* Begin *
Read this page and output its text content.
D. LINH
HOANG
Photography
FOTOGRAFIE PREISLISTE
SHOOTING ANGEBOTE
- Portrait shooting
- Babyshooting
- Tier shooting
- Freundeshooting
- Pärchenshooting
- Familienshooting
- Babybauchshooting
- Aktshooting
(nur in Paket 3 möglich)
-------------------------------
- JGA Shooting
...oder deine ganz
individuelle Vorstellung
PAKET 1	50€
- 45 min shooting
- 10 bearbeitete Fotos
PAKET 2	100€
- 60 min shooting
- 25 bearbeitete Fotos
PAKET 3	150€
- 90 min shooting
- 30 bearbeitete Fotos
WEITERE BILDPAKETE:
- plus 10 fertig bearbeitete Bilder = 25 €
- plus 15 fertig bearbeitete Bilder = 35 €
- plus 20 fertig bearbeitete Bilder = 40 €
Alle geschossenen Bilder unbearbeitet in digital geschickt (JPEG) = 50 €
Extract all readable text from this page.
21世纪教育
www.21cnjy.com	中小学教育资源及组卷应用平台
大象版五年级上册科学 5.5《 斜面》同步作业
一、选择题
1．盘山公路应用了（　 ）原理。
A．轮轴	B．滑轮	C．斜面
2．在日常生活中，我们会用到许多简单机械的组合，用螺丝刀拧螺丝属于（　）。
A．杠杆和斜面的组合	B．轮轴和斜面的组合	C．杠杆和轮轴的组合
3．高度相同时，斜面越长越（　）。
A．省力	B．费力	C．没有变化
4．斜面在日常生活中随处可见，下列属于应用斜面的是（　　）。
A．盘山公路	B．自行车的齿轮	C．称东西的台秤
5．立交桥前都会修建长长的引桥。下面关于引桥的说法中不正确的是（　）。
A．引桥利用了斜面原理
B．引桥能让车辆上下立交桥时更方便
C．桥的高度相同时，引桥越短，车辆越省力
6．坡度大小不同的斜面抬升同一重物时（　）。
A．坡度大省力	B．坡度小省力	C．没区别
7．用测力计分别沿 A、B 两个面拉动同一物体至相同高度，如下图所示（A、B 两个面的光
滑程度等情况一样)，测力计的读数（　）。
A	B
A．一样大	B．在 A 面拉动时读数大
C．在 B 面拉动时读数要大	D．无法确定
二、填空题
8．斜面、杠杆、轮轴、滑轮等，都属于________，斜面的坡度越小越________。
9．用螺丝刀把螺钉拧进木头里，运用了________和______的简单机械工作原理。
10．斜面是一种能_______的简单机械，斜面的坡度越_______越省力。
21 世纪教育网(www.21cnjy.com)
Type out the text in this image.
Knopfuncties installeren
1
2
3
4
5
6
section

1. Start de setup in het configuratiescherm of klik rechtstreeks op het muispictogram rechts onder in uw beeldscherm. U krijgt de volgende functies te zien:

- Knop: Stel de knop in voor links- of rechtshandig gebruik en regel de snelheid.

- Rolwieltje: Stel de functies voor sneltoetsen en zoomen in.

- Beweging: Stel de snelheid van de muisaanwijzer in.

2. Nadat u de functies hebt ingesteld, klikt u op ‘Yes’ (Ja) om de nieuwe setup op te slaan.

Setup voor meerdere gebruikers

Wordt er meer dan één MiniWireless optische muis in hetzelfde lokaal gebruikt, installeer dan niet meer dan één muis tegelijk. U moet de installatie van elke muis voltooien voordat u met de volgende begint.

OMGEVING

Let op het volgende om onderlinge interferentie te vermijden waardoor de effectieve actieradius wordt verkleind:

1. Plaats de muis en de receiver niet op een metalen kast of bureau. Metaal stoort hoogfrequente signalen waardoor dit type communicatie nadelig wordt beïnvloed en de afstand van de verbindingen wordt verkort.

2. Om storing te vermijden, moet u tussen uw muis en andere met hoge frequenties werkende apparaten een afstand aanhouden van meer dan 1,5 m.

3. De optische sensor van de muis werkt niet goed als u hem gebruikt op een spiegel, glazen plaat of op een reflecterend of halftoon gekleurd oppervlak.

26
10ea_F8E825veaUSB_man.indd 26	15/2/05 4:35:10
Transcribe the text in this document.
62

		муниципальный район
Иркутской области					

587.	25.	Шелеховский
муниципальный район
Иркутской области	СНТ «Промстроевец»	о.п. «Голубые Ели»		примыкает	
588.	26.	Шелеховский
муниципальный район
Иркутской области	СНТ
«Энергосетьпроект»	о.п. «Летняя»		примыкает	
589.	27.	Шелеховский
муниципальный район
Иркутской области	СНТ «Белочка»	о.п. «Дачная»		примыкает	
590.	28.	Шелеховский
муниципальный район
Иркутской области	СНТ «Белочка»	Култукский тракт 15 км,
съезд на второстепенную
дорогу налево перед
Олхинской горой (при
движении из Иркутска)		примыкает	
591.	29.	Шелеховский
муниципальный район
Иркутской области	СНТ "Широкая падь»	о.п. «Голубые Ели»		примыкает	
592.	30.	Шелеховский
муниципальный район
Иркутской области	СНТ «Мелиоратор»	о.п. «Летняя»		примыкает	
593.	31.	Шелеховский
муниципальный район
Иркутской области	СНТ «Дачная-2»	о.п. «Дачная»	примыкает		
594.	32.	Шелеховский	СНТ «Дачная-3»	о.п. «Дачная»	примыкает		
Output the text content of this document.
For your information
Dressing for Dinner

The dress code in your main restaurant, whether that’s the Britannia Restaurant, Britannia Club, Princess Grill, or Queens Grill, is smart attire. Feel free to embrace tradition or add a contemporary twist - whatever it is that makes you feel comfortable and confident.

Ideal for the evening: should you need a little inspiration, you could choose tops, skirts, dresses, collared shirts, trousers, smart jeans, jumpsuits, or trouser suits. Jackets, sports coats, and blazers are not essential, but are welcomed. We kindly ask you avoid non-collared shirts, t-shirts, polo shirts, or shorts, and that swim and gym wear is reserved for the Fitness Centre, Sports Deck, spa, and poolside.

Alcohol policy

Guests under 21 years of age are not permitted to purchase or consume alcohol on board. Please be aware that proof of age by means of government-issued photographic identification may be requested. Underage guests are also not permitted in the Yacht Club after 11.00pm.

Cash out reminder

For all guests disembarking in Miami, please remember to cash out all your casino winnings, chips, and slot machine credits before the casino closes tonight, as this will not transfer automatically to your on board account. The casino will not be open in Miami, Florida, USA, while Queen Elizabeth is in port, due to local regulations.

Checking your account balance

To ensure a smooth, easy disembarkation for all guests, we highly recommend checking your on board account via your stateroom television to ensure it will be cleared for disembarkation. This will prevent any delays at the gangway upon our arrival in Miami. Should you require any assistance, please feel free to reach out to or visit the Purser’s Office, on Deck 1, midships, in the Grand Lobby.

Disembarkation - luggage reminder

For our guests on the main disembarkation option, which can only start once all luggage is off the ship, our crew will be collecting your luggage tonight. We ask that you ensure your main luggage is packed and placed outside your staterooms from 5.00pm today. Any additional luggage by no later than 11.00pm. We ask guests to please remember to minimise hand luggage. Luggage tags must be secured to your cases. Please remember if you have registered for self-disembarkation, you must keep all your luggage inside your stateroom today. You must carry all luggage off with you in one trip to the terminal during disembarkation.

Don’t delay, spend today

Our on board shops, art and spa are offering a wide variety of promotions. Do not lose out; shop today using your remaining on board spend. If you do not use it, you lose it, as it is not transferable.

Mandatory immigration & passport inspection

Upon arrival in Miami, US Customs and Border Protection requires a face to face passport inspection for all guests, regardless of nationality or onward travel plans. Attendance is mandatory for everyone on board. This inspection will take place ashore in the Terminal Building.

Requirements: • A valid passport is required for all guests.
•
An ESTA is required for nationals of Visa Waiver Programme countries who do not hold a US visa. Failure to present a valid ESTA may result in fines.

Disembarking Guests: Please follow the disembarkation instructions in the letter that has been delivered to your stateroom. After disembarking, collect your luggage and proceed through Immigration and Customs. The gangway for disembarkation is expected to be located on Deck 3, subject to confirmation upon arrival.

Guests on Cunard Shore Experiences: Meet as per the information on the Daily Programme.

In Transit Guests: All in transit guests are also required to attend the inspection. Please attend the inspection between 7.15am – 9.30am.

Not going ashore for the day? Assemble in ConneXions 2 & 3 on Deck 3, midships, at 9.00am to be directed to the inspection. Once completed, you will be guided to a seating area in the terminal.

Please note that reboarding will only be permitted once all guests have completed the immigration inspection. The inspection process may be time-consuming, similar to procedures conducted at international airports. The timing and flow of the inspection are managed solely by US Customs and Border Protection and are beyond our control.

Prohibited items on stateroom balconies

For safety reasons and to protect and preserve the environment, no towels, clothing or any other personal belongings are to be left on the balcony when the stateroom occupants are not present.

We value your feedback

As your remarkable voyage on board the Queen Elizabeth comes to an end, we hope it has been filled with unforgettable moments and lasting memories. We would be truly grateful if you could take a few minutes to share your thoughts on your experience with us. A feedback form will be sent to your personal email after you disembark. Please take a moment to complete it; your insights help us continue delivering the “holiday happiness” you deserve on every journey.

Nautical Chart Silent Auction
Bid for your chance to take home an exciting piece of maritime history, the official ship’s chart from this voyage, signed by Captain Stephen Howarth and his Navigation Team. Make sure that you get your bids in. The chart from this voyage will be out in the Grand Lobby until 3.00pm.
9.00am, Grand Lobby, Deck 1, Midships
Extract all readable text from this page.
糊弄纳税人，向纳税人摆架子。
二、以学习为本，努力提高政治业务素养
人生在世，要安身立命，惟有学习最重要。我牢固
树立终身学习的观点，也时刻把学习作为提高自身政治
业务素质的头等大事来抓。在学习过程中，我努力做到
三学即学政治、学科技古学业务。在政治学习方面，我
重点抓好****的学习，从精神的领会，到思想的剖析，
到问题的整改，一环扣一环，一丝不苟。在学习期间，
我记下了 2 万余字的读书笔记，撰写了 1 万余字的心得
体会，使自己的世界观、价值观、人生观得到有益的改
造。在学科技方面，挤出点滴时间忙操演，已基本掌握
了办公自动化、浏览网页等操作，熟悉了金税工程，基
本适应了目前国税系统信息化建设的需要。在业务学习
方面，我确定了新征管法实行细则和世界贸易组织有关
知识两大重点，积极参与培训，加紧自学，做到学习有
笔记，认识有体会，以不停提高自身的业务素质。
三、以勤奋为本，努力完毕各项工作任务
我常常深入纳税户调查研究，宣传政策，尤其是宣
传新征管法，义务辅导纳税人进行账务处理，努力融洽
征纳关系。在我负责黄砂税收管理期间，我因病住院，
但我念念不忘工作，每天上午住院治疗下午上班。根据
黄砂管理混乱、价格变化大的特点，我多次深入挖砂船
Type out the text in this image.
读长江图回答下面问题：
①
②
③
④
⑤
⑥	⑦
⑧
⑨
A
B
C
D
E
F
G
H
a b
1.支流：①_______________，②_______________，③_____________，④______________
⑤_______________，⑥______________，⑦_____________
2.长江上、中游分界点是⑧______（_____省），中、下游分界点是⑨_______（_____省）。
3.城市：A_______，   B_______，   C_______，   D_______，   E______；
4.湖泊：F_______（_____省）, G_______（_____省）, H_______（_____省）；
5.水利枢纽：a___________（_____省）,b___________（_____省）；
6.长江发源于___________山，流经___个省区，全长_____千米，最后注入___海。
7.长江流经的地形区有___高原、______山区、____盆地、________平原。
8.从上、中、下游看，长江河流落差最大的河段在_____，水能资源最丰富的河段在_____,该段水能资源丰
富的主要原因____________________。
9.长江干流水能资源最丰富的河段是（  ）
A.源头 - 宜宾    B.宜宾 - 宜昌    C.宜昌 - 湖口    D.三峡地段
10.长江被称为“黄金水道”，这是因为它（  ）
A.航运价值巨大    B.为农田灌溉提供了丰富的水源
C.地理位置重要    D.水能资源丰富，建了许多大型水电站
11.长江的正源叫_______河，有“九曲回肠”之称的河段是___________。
* End *
**Work required**
Check each line of these records for the string "bearbeitete" and state only how many lines have it.

**Solution below**
6